Directions:
From the listing below, extract each entry exactly as written, minus the images.

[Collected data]
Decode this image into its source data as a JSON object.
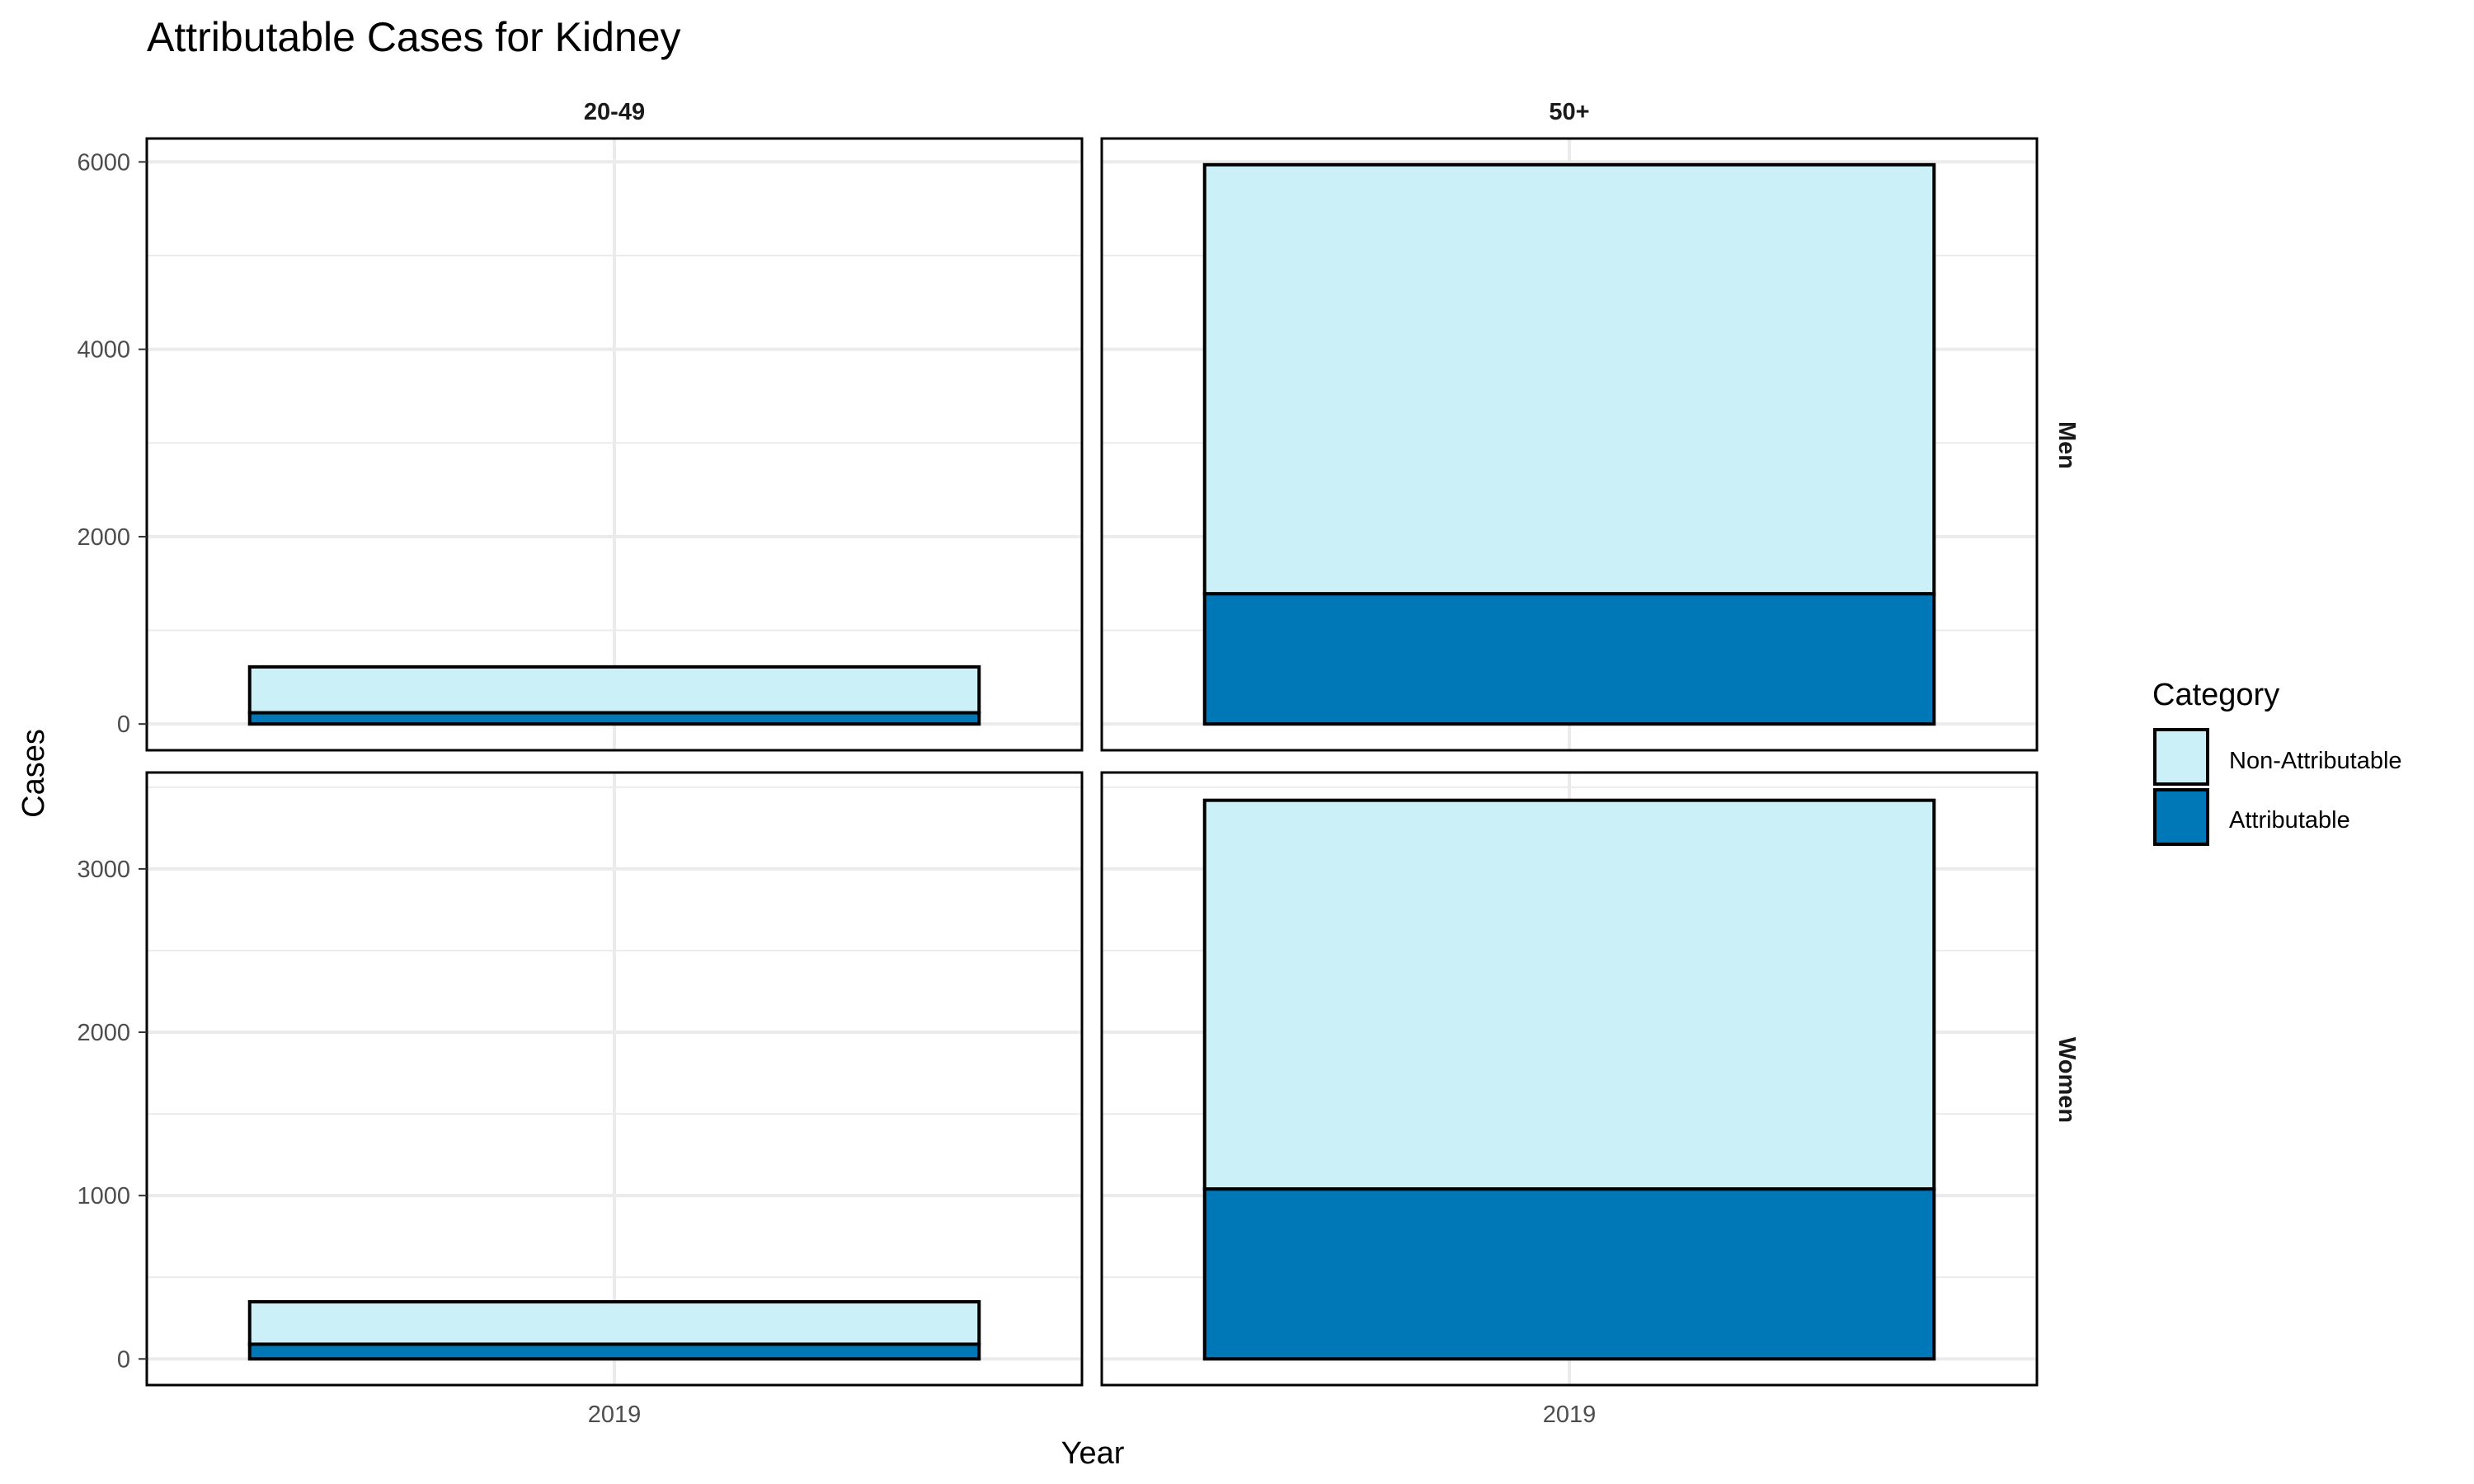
{
  "chart_data": {
    "type": "bar",
    "stacked": true,
    "title": "Attributable Cases for Kidney",
    "xlabel": "Year",
    "ylabel": "Cases",
    "column_facets": [
      "20-49",
      "50+"
    ],
    "row_facets": [
      "Men",
      "Women"
    ],
    "x_categories": [
      "2019"
    ],
    "legend": {
      "title": "Category",
      "position": "right",
      "entries": [
        {
          "name": "Non-Attributable",
          "color": "#CCF0F8"
        },
        {
          "name": "Attributable",
          "color": "#0077B6"
        }
      ]
    },
    "rows": [
      {
        "name": "Men",
        "ylim": [
          -280,
          6250
        ],
        "yticks": [
          0,
          2000,
          4000,
          6000
        ],
        "yticks_labels": [
          "0",
          "2000",
          "4000",
          "6000"
        ],
        "panels": [
          {
            "column": "20-49",
            "x": "2019",
            "attributable": 120,
            "non_attributable": 490,
            "total": 610
          },
          {
            "column": "50+",
            "x": "2019",
            "attributable": 1390,
            "non_attributable": 4580,
            "total": 5970
          }
        ]
      },
      {
        "name": "Women",
        "ylim": [
          -160,
          3590
        ],
        "yticks": [
          0,
          1000,
          2000,
          3000
        ],
        "yticks_labels": [
          "0",
          "1000",
          "2000",
          "3000"
        ],
        "panels": [
          {
            "column": "20-49",
            "x": "2019",
            "attributable": 90,
            "non_attributable": 260,
            "total": 350
          },
          {
            "column": "50+",
            "x": "2019",
            "attributable": 1040,
            "non_attributable": 2380,
            "total": 3420
          }
        ]
      }
    ]
  }
}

Written solution:
Decode this image into its source data as a JSON object.
{
  "chart_data": {
    "type": "bar",
    "stacked": true,
    "title": "Attributable Cases for Kidney",
    "xlabel": "Year",
    "ylabel": "Cases",
    "column_facets": [
      "20-49",
      "50+"
    ],
    "row_facets": [
      "Men",
      "Women"
    ],
    "x_categories": [
      "2019"
    ],
    "legend": {
      "title": "Category",
      "position": "right",
      "entries": [
        {
          "name": "Non-Attributable",
          "color": "#CCF0F8"
        },
        {
          "name": "Attributable",
          "color": "#0077B6"
        }
      ]
    },
    "rows": [
      {
        "name": "Men",
        "ylim": [
          -280,
          6250
        ],
        "yticks": [
          0,
          2000,
          4000,
          6000
        ],
        "yticks_labels": [
          "0",
          "2000",
          "4000",
          "6000"
        ],
        "panels": [
          {
            "column": "20-49",
            "x": "2019",
            "attributable": 120,
            "non_attributable": 490,
            "total": 610
          },
          {
            "column": "50+",
            "x": "2019",
            "attributable": 1390,
            "non_attributable": 4580,
            "total": 5970
          }
        ]
      },
      {
        "name": "Women",
        "ylim": [
          -160,
          3590
        ],
        "yticks": [
          0,
          1000,
          2000,
          3000
        ],
        "yticks_labels": [
          "0",
          "1000",
          "2000",
          "3000"
        ],
        "panels": [
          {
            "column": "20-49",
            "x": "2019",
            "attributable": 90,
            "non_attributable": 260,
            "total": 350
          },
          {
            "column": "50+",
            "x": "2019",
            "attributable": 1040,
            "non_attributable": 2380,
            "total": 3420
          }
        ]
      }
    ]
  }
}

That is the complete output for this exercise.